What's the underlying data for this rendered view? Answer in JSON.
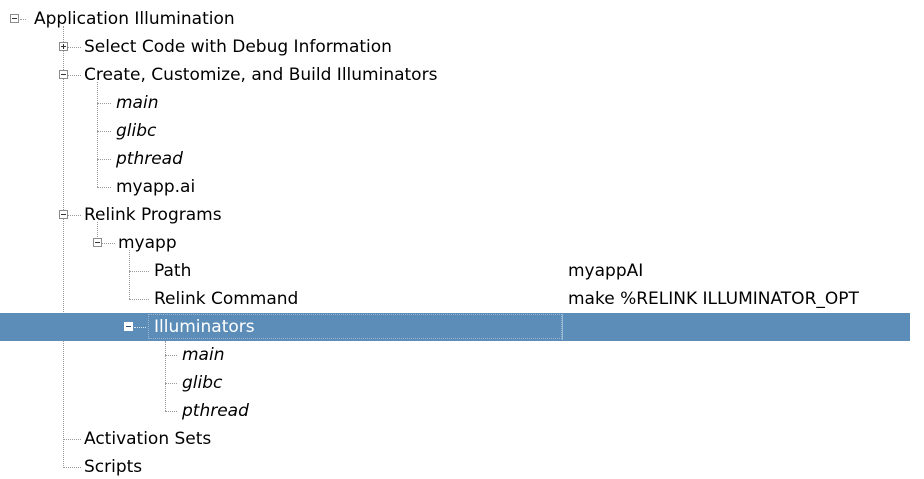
{
  "tree": {
    "root_label": "Application Illumination",
    "select_code_label": "Select Code with Debug Information",
    "create_label": "Create, Customize, and Build Illuminators",
    "create_children": [
      "main",
      "glibc",
      "pthread",
      "myapp.ai"
    ],
    "relink_label": "Relink Programs",
    "myapp_label": "myapp",
    "path_label": "Path",
    "path_value": "myappAI",
    "relink_command_label": "Relink Command",
    "relink_command_value": "make %RELINK ILLUMINATOR_OPT",
    "illuminators_label": "Illuminators",
    "illuminators_children": [
      "main",
      "glibc",
      "pthread"
    ],
    "activation_sets_label": "Activation Sets",
    "scripts_label": "Scripts"
  },
  "colors": {
    "selection_background": "#5b8db8",
    "selection_text": "#ffffff",
    "connector_line": "#9a9a9a"
  }
}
--------------------------------
_Requirements_
Return the full material word for word. Do not include the pictures.

_Solution for this task_
What's the underlying data for this rendered view? Answer in JSON.
{
  "tree": {
    "root_label": "Application Illumination",
    "select_code_label": "Select Code with Debug Information",
    "create_label": "Create, Customize, and Build Illuminators",
    "create_children": [
      "main",
      "glibc",
      "pthread",
      "myapp.ai"
    ],
    "relink_label": "Relink Programs",
    "myapp_label": "myapp",
    "path_label": "Path",
    "path_value": "myappAI",
    "relink_command_label": "Relink Command",
    "relink_command_value": "make %RELINK ILLUMINATOR_OPT",
    "illuminators_label": "Illuminators",
    "illuminators_children": [
      "main",
      "glibc",
      "pthread"
    ],
    "activation_sets_label": "Activation Sets",
    "scripts_label": "Scripts"
  },
  "colors": {
    "selection_background": "#5b8db8",
    "selection_text": "#ffffff",
    "connector_line": "#9a9a9a"
  }
}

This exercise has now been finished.